* _Exercise_
Copy every line of the data that contains the string "mười".

* _Data provided_
==============================

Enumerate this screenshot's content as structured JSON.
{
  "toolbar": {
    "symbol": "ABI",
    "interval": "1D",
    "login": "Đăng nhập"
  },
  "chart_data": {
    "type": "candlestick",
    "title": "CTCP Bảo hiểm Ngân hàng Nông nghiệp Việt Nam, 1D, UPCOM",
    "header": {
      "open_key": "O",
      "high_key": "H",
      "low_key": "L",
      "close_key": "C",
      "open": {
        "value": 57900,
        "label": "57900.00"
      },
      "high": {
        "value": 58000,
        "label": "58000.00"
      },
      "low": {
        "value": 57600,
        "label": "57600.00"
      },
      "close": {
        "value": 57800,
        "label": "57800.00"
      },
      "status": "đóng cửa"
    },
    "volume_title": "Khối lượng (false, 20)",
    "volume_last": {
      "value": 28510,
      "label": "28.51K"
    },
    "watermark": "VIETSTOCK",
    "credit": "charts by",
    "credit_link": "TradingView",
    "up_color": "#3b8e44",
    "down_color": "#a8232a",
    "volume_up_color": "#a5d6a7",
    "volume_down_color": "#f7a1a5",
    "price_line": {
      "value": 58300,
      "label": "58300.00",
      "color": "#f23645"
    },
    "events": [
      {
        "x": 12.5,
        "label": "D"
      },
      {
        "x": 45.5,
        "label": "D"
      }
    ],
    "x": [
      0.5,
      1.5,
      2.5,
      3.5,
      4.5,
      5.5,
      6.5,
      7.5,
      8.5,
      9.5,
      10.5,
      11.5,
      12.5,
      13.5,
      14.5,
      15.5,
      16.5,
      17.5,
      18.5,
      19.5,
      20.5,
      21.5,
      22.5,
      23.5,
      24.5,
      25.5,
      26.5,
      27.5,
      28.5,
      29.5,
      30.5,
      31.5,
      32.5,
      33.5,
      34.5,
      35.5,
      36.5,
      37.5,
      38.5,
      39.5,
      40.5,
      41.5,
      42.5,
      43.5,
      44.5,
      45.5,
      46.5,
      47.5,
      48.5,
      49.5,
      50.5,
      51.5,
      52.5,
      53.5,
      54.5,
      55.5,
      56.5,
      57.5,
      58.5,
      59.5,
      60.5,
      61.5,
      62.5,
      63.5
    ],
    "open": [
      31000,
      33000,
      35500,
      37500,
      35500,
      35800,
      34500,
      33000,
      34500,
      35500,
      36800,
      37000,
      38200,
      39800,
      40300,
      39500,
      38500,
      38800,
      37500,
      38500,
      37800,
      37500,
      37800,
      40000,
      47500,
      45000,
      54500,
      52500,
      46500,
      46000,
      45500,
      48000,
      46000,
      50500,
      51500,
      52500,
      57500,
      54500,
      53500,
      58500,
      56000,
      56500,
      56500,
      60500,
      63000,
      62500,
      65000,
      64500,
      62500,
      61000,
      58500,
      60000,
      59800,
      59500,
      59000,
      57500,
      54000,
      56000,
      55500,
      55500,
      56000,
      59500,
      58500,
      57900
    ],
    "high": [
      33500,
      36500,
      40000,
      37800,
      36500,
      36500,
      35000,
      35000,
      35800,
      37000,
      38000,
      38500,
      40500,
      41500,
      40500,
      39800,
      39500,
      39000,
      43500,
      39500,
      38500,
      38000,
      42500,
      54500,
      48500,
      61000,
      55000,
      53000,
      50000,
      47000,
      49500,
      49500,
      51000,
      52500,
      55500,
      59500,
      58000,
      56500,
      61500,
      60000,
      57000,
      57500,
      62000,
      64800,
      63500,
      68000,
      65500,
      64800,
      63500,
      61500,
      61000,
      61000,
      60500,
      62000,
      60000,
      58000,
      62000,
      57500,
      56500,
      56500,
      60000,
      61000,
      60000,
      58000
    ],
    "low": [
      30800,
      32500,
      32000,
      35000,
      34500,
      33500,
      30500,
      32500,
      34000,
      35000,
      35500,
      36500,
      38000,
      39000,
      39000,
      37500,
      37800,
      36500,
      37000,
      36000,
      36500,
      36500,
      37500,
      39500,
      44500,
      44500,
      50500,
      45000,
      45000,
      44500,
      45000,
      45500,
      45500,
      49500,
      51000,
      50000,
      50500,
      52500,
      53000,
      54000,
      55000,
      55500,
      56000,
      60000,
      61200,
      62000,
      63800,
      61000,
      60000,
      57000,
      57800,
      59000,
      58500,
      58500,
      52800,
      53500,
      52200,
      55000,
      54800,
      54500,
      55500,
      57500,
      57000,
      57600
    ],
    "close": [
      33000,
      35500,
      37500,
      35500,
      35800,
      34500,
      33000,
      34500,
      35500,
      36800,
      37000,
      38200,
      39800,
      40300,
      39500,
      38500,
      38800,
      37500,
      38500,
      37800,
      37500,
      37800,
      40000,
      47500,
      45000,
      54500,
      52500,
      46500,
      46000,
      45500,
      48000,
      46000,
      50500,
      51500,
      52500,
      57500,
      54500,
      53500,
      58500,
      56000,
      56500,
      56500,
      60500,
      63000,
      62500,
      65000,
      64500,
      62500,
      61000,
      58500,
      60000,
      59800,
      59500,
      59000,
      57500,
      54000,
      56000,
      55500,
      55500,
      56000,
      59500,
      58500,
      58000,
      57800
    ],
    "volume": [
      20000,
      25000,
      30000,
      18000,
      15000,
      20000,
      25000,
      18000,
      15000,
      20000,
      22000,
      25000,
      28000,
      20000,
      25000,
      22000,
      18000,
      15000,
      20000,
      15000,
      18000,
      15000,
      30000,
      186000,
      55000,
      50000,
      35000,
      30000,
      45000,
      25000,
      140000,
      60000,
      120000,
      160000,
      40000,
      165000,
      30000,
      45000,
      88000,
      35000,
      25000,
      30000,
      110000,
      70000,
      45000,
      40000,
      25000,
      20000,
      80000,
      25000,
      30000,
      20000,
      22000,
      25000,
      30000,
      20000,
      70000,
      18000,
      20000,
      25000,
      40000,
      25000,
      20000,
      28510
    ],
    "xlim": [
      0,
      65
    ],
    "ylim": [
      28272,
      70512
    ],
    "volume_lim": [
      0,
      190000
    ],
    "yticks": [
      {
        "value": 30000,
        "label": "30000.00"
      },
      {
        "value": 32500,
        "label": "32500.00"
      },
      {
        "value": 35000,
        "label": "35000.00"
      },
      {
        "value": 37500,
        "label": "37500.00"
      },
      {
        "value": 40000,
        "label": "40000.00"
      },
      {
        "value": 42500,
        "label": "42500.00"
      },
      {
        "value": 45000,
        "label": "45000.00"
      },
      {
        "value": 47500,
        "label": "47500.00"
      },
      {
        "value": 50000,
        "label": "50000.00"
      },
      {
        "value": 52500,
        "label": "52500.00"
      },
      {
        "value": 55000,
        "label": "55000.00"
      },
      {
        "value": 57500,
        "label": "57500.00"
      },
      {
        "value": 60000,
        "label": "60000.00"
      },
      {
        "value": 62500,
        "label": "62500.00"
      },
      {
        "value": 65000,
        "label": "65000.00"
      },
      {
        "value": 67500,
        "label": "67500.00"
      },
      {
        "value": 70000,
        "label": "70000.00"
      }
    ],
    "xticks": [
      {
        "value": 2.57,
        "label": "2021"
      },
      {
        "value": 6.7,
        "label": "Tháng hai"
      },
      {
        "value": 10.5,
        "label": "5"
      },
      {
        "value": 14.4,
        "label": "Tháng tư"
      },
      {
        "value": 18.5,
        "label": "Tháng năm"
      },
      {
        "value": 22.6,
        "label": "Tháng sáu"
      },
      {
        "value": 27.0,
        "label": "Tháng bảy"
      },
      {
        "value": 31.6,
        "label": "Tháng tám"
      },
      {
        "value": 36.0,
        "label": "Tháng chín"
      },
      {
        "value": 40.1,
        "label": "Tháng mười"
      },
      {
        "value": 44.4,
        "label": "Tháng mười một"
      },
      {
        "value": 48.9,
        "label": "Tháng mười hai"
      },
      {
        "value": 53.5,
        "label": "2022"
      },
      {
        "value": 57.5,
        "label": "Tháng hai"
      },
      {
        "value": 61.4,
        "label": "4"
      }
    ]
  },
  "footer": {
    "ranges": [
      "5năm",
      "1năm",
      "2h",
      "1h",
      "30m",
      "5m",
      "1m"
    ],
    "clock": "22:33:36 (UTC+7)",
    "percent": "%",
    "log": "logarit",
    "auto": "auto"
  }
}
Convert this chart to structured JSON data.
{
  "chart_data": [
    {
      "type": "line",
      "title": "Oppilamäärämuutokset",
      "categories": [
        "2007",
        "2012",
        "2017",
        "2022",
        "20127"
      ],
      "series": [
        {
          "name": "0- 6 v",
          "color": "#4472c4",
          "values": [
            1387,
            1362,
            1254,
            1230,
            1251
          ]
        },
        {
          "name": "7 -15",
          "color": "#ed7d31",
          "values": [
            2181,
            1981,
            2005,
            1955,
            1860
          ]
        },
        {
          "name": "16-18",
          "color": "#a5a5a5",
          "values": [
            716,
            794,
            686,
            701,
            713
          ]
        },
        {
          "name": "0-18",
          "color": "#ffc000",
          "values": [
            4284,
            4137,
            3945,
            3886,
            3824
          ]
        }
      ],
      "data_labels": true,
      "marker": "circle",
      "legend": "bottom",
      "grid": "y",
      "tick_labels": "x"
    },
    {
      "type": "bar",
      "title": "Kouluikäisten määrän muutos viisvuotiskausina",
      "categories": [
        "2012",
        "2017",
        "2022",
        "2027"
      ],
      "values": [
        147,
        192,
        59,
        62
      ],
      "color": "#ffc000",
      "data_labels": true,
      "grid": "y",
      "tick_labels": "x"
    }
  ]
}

==============================

* _Final result_
        "label": "Tháng mười"
        "label": "Tháng mười một"
        "label": "Tháng mười hai"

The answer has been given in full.